Work to be completed: Identify the lines that contain the word "ffffff" and copy each one.

Information shown:
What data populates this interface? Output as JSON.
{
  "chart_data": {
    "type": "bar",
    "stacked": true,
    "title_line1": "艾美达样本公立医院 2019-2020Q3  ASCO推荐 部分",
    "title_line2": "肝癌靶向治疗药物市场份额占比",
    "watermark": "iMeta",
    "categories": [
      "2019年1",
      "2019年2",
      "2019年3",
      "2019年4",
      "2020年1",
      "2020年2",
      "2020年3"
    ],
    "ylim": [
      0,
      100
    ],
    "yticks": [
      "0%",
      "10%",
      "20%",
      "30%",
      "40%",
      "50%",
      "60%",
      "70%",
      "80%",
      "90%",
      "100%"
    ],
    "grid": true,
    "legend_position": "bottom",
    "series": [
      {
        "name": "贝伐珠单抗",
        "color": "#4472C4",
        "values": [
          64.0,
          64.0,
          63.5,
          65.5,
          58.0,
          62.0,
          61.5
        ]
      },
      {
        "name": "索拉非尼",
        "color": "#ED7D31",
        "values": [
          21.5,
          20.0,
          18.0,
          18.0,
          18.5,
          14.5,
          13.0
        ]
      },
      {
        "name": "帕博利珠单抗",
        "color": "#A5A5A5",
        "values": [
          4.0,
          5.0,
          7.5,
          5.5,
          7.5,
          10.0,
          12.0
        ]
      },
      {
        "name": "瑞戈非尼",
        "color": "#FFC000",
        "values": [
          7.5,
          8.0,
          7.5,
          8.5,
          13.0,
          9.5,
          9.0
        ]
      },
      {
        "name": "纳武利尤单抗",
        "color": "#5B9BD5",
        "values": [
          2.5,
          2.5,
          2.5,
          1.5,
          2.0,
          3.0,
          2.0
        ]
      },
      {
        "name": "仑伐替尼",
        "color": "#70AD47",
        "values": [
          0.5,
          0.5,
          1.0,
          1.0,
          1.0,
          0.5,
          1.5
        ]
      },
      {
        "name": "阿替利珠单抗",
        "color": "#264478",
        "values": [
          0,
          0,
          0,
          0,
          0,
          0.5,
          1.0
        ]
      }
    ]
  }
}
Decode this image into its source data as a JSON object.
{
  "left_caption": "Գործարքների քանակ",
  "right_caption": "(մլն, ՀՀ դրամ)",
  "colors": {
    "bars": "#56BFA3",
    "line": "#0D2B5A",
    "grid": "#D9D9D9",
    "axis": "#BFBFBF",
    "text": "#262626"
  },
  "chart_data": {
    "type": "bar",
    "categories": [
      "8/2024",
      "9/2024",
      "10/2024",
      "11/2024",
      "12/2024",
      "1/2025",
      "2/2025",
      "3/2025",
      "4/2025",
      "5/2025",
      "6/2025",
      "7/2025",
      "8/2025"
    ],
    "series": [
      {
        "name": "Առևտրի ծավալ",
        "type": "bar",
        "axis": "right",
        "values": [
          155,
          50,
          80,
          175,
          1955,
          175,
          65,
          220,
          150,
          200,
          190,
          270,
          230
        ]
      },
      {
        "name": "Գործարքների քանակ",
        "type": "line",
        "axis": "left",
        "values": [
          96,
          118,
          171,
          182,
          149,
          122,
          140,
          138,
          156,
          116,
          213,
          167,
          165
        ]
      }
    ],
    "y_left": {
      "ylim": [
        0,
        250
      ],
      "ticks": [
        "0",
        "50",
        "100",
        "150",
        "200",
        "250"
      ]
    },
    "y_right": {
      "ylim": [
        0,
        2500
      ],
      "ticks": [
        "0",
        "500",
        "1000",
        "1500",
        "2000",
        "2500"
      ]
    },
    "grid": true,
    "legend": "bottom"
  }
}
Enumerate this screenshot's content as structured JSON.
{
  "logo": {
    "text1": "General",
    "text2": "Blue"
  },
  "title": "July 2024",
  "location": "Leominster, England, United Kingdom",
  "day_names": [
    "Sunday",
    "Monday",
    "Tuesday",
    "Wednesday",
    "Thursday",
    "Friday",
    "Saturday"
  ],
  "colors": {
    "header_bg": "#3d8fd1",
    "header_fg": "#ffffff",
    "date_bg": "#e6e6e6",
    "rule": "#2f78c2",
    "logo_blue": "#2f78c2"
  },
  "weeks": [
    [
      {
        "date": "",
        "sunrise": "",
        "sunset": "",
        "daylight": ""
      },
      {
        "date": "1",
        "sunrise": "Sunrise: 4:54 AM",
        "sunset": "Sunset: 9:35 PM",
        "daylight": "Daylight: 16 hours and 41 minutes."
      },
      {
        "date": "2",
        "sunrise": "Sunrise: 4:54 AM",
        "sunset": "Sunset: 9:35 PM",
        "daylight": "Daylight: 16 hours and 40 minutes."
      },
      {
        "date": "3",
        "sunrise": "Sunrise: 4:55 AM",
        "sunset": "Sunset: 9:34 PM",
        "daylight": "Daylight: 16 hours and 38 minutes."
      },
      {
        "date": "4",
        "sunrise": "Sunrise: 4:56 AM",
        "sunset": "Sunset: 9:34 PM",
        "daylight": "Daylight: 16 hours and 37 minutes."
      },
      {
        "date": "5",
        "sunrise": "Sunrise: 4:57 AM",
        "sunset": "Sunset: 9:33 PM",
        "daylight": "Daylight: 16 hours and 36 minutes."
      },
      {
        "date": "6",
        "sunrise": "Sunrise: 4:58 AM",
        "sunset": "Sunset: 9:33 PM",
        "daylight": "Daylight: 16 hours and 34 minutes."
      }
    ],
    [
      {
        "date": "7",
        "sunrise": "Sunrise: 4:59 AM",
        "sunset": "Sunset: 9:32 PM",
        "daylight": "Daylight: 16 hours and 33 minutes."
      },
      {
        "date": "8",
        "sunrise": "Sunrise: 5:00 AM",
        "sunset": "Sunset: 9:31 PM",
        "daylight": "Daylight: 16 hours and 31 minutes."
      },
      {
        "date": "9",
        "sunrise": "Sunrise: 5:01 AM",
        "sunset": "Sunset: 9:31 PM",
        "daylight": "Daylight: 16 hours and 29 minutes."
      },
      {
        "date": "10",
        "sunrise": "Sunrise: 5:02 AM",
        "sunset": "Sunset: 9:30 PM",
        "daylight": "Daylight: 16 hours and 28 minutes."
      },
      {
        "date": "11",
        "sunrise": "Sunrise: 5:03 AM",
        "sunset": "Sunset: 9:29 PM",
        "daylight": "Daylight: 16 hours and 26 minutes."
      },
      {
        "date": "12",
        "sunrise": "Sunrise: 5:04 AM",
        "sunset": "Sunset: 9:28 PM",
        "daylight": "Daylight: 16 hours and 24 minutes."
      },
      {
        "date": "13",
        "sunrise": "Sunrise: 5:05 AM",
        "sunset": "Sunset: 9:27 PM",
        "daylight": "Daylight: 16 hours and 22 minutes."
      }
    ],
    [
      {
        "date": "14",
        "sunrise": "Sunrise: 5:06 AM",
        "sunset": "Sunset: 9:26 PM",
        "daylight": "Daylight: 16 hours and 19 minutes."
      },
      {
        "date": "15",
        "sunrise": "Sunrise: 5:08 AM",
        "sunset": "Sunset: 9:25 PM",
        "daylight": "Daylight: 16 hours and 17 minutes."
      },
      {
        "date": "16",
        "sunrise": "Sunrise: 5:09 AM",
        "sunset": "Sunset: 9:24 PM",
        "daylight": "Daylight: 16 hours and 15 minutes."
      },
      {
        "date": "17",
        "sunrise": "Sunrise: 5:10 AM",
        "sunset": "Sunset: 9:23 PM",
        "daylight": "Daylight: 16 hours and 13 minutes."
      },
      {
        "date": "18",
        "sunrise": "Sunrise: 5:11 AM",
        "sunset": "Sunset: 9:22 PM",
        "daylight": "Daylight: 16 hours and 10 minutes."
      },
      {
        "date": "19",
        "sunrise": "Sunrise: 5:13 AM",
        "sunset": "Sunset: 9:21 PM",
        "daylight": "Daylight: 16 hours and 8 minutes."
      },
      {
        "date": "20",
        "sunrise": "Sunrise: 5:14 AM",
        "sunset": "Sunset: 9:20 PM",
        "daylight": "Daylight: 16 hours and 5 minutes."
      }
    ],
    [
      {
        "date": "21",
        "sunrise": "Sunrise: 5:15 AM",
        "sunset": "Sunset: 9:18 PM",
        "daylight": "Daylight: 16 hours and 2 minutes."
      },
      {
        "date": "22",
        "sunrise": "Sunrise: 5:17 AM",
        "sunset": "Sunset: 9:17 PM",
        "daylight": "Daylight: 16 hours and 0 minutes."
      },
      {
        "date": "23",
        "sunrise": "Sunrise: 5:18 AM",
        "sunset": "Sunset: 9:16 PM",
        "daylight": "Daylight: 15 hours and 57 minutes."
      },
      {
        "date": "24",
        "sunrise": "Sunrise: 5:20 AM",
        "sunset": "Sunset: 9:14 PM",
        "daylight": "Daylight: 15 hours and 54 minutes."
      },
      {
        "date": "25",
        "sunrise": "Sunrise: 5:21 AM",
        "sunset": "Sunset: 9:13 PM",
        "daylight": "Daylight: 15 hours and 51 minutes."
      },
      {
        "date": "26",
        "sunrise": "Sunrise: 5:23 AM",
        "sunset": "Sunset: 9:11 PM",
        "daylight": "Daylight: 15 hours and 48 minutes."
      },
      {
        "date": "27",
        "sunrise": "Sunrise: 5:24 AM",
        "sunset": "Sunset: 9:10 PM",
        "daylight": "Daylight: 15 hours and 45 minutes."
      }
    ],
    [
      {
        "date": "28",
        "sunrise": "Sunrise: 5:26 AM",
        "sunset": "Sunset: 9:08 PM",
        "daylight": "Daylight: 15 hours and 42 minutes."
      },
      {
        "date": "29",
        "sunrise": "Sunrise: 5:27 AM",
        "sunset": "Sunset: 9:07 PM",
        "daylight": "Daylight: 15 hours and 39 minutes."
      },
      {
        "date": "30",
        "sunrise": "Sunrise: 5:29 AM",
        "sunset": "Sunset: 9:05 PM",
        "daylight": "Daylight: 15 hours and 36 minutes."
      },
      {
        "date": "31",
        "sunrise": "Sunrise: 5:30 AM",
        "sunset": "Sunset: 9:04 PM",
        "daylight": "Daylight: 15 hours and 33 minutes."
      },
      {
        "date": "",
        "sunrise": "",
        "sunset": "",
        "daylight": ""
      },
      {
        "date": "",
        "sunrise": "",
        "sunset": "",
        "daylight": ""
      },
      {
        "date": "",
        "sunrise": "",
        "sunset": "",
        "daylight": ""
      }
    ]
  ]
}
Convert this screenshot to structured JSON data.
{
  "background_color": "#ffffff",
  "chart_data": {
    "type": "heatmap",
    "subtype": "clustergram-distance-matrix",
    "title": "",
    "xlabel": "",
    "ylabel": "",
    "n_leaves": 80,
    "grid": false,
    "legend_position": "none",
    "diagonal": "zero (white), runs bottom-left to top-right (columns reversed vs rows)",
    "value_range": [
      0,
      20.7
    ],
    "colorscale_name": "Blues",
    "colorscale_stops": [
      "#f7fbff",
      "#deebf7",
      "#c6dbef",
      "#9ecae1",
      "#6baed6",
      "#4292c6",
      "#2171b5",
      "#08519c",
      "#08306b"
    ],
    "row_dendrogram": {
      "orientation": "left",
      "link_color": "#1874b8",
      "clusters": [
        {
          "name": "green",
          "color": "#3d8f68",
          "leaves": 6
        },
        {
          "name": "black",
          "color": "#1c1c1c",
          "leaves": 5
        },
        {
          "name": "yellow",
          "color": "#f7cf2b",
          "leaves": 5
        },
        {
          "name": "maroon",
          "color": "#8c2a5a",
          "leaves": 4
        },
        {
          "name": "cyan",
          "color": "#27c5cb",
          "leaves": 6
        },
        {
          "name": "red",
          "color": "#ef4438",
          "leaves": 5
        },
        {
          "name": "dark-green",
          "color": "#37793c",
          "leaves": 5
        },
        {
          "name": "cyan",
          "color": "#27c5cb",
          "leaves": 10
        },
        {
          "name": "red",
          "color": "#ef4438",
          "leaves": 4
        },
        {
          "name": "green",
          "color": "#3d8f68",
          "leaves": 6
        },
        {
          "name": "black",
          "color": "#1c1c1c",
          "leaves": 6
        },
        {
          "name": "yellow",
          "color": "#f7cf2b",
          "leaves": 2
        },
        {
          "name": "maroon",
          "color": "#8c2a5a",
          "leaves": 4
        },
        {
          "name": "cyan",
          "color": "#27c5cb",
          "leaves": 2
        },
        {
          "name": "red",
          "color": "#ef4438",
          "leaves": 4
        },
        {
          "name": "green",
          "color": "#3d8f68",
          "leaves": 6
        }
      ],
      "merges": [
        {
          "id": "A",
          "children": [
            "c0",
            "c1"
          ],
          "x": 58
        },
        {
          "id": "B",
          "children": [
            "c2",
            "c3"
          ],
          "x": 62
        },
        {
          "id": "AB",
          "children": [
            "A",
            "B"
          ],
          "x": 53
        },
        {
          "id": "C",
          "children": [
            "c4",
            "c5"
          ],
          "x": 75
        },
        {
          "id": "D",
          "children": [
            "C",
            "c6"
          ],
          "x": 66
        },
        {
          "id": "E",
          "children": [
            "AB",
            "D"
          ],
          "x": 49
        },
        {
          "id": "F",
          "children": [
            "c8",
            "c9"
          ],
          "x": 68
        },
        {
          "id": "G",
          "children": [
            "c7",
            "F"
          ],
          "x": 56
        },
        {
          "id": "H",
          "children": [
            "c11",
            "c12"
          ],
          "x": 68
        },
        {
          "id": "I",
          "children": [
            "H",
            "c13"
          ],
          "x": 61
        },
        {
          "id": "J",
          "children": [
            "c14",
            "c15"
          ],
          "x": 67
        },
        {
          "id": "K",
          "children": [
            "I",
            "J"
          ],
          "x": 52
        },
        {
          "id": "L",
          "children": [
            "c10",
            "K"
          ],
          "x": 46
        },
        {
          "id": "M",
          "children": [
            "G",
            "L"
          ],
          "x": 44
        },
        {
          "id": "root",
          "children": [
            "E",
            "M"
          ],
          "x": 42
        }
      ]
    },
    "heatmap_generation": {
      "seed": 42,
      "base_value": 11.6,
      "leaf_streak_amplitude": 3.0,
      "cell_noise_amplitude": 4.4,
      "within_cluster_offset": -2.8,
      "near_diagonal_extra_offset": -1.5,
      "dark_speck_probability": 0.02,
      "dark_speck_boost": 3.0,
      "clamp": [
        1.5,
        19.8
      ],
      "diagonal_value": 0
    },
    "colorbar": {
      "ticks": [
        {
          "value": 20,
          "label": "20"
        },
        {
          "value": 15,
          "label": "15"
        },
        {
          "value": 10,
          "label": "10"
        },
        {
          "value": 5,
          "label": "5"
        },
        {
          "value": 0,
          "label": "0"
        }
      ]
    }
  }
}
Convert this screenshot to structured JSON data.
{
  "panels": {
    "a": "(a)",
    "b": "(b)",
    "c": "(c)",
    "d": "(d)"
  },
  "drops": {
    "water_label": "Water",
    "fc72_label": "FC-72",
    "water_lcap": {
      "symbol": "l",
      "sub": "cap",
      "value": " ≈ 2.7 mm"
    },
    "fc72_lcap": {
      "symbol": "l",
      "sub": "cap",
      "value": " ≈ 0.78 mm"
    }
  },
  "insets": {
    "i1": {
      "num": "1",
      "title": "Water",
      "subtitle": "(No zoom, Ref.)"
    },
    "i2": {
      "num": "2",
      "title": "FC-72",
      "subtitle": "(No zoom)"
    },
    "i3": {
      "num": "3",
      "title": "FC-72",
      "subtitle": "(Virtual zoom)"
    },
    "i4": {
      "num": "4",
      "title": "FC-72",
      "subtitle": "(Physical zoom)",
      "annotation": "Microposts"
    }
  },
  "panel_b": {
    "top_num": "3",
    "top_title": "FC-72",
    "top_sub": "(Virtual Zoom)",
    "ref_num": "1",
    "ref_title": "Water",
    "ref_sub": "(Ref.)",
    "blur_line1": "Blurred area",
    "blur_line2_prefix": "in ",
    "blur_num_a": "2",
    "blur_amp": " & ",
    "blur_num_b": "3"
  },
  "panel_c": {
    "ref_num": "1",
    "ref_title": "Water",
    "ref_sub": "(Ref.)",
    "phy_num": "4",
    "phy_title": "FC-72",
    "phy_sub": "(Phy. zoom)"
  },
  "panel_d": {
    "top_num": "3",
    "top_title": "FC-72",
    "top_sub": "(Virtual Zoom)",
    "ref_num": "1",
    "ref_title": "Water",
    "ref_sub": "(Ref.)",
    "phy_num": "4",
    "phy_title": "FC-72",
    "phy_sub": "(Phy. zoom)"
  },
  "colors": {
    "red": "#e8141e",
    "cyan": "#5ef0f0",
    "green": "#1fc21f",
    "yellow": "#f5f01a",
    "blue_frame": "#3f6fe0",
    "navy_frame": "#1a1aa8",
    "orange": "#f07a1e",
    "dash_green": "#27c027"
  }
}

Exercise response:
    "header_fg": "#ffffff",
  "background_color": "#ffffff",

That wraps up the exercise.